Report each line of the data that has "this" somewhere in it.
# # # # # # #
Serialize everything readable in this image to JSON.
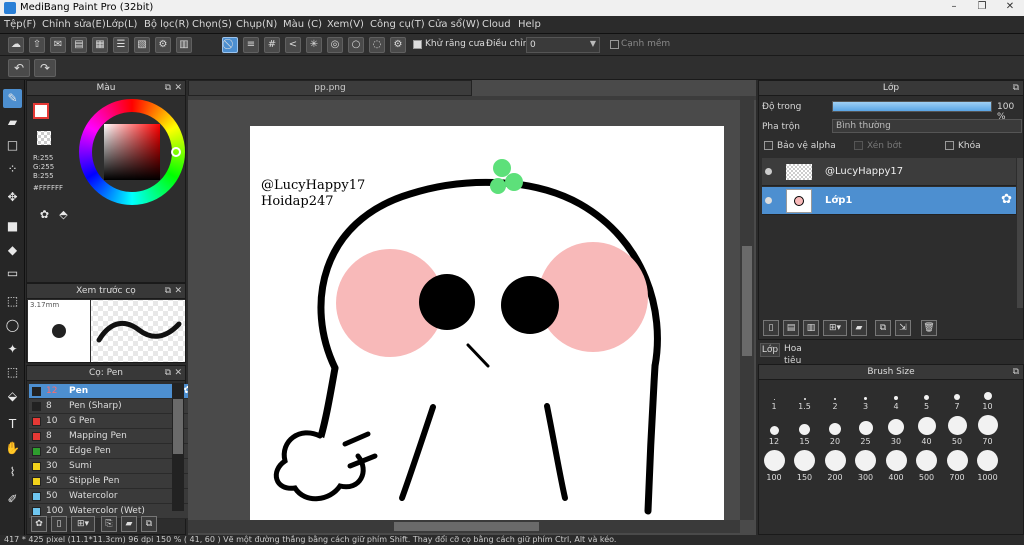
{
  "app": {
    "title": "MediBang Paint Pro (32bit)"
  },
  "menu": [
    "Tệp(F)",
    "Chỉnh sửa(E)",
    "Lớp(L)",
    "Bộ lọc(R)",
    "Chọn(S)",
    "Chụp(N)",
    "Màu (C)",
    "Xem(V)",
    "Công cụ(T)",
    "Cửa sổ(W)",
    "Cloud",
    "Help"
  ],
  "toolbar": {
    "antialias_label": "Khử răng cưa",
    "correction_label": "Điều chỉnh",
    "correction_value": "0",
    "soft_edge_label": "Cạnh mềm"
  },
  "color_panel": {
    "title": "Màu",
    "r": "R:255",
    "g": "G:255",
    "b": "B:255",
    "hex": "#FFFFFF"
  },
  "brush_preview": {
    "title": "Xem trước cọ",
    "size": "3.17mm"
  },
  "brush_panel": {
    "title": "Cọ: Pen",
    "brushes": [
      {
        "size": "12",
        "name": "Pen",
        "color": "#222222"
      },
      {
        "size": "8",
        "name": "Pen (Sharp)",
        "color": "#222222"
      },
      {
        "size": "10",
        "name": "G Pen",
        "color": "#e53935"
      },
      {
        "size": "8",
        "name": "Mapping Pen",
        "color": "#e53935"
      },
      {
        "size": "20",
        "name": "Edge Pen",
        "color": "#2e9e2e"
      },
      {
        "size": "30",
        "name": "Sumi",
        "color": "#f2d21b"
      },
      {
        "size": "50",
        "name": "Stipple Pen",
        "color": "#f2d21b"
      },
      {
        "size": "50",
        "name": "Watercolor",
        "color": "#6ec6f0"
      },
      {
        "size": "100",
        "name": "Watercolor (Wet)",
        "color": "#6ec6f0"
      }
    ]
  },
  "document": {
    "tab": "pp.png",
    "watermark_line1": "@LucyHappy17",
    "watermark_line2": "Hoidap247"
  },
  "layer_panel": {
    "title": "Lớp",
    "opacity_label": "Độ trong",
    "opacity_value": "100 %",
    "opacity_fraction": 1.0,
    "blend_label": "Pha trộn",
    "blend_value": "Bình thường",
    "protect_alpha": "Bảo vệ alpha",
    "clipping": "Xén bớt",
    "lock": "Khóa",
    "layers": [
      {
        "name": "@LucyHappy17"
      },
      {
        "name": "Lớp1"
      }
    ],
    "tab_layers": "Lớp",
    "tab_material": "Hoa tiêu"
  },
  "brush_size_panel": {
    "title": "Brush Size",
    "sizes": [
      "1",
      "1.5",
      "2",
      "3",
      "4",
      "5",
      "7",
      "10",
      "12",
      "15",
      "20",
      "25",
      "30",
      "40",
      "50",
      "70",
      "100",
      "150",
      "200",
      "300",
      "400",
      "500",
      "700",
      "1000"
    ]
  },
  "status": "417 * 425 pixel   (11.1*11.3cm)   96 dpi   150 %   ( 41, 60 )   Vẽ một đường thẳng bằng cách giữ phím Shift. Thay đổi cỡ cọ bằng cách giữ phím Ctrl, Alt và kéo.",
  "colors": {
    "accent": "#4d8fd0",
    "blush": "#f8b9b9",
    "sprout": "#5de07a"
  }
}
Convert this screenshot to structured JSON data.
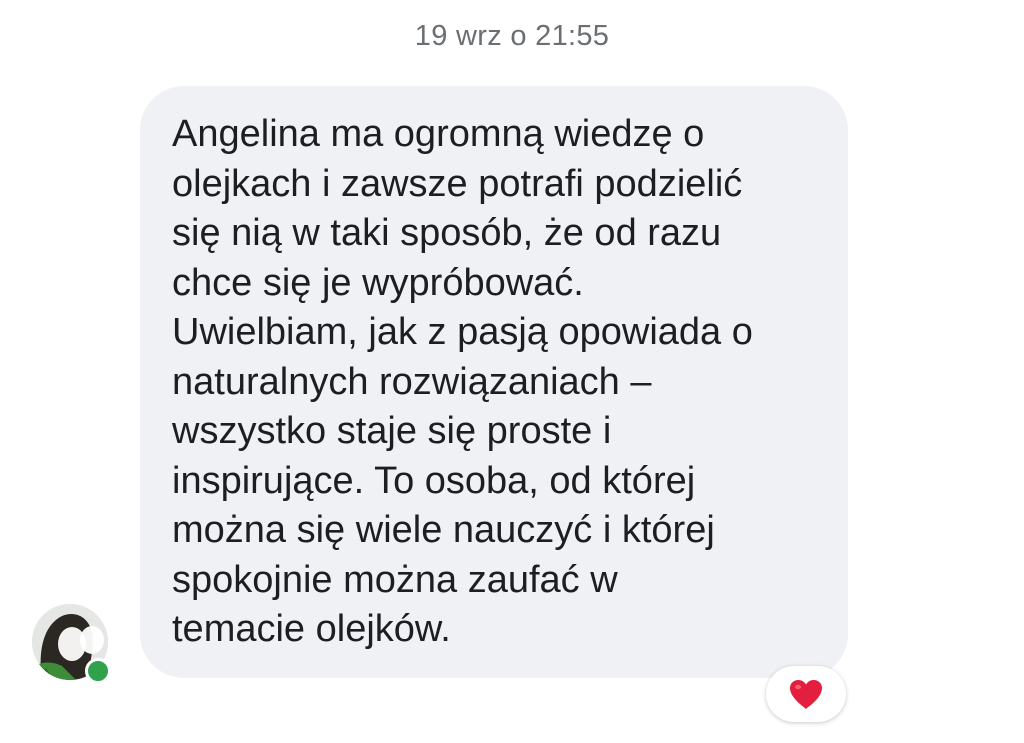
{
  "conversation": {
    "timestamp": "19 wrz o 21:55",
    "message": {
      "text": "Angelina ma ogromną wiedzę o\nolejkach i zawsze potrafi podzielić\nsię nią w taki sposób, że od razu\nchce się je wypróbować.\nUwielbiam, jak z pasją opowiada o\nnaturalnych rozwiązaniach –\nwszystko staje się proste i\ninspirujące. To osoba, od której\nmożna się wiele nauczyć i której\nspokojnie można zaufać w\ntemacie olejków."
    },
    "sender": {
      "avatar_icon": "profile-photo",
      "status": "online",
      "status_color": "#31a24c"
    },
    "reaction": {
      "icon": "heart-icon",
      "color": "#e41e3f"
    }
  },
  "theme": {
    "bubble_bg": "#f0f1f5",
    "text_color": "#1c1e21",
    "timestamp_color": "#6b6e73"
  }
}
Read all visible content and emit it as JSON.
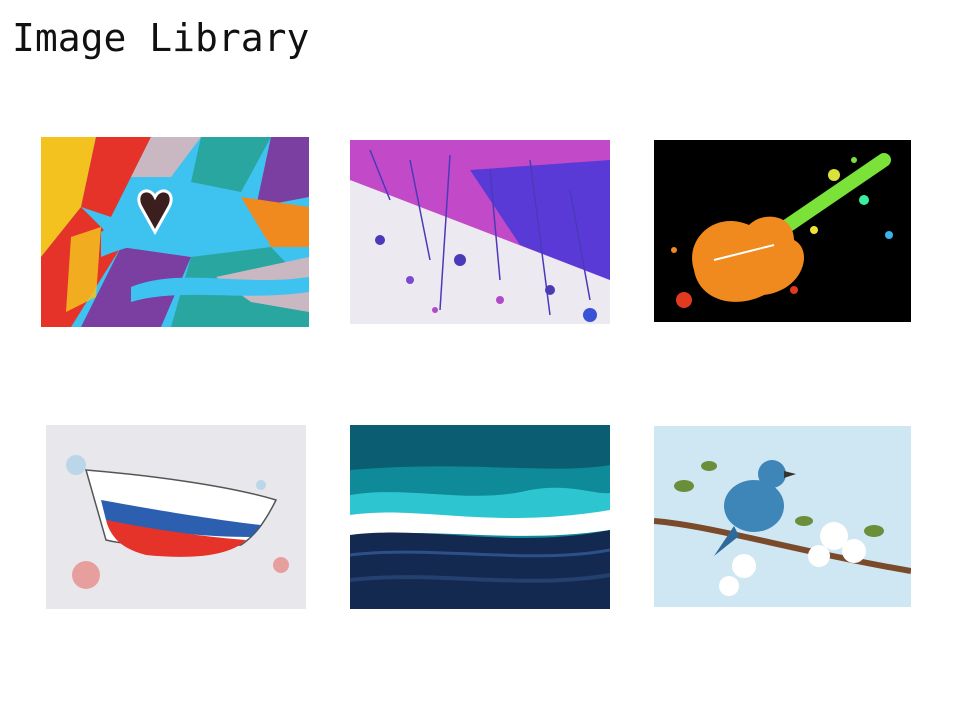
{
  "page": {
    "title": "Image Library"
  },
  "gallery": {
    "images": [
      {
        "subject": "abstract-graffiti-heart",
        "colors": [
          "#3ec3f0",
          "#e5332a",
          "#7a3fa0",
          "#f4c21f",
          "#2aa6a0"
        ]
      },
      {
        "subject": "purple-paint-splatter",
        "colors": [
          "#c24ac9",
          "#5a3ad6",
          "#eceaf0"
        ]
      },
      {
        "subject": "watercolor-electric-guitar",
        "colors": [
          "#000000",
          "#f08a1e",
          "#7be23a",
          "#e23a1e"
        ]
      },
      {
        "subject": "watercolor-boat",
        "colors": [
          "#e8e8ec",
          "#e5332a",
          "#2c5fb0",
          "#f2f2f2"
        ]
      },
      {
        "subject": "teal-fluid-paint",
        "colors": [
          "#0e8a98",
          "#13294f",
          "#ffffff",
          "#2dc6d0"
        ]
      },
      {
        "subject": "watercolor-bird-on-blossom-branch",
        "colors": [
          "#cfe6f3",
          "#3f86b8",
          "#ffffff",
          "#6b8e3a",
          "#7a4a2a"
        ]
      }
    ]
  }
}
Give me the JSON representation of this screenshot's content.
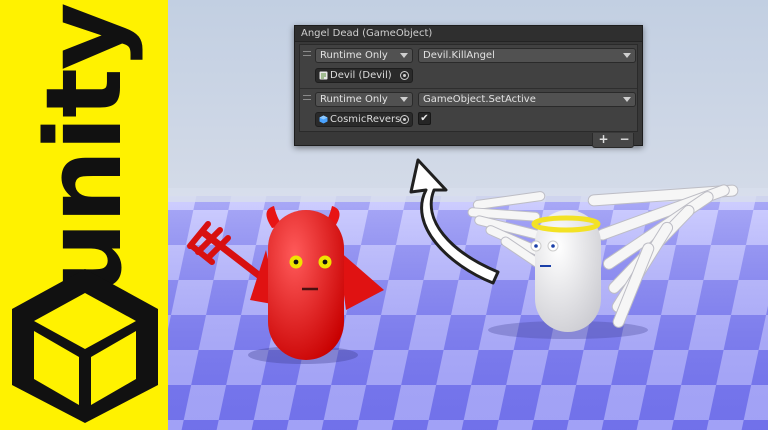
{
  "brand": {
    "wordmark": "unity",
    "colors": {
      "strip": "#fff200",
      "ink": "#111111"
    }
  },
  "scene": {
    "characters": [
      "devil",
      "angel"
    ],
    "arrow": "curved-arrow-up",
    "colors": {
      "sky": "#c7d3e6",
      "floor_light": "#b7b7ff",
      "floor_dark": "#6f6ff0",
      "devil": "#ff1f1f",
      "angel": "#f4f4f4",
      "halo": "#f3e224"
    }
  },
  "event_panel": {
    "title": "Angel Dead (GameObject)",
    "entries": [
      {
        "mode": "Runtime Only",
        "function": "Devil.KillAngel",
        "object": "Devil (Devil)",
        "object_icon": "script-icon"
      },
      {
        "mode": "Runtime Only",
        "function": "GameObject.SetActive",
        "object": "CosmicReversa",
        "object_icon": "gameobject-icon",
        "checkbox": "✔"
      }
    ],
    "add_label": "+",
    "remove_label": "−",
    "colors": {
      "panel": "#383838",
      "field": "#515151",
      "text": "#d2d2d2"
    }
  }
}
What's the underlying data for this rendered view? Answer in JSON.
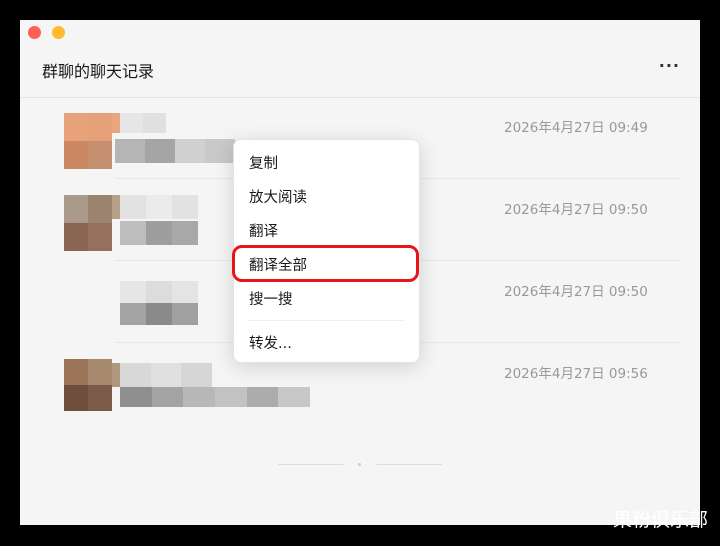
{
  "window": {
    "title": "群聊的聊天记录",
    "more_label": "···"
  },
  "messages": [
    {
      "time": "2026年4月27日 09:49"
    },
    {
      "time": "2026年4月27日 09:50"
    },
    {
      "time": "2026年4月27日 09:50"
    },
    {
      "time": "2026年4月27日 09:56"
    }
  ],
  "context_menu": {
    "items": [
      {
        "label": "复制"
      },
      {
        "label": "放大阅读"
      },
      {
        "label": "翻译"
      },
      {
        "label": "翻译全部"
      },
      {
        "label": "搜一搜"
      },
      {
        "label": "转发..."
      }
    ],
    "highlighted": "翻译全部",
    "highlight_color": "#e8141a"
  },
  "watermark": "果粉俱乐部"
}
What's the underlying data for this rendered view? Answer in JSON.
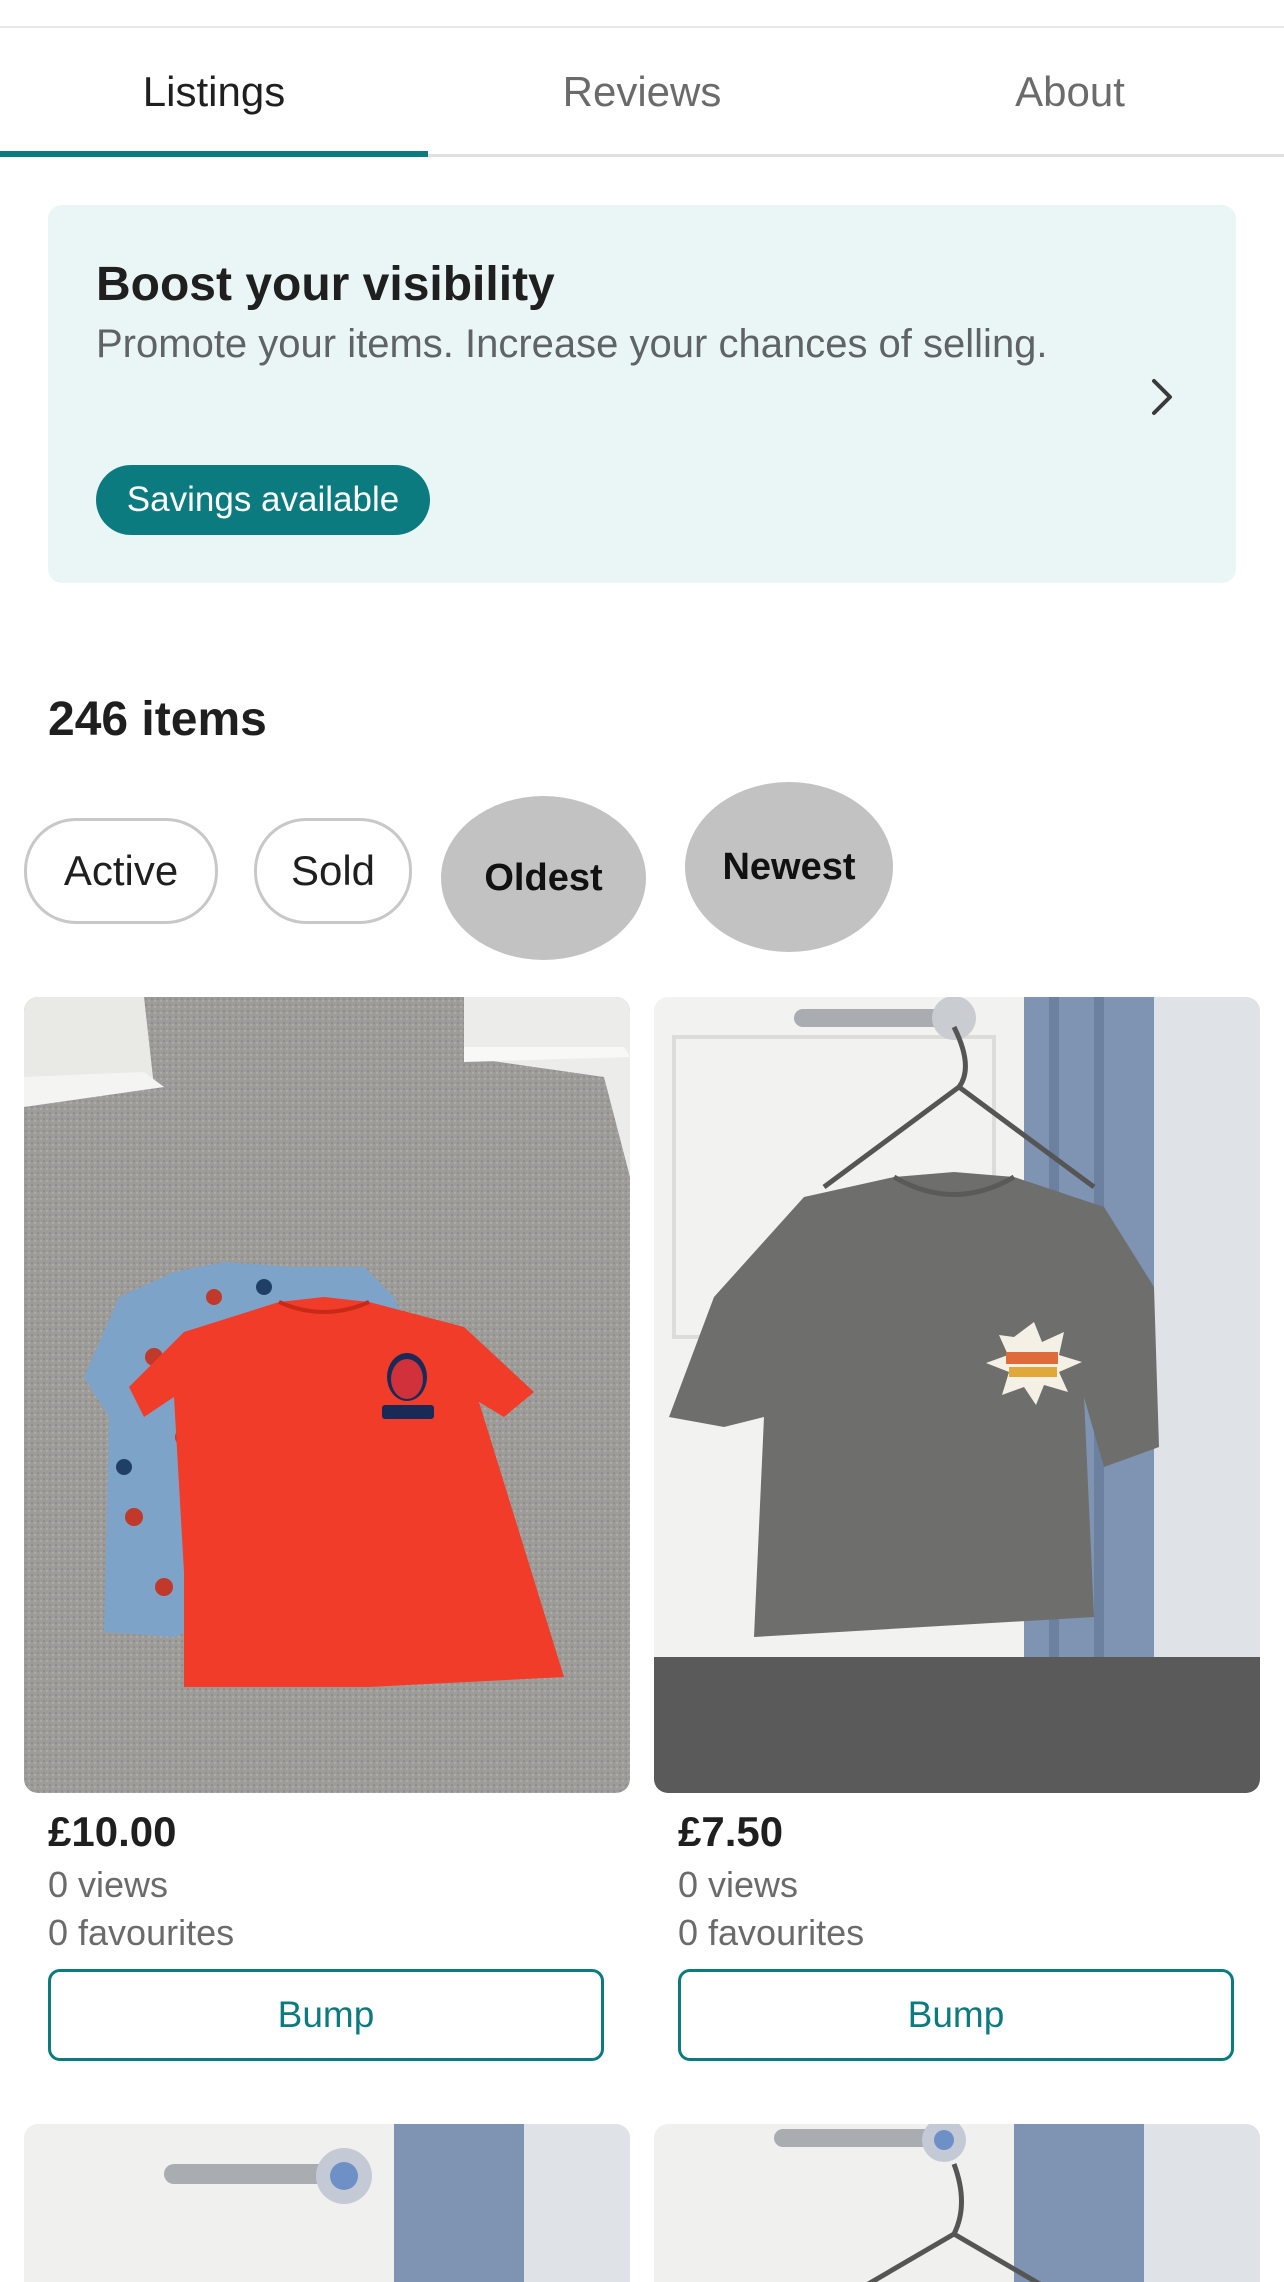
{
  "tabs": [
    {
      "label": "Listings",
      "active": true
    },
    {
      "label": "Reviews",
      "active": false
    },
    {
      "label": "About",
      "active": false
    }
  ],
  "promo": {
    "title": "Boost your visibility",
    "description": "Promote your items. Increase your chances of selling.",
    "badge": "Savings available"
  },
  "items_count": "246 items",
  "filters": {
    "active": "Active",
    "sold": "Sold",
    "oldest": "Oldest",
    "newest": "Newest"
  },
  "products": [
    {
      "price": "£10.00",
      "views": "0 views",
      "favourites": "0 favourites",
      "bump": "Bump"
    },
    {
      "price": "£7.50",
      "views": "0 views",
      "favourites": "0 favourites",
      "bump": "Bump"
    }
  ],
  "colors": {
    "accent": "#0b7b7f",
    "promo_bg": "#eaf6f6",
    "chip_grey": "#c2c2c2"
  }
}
# # # # # # #
▶ Exercise solution
Serialize everything readable in this image to JSON.
Convert this screenshot to structured JSON data.
Give me the JSON representation of this screenshot's content.
What's the underlying data for this rendered view? Answer in JSON.
What's the underlying data for this rendered view? Answer in JSON.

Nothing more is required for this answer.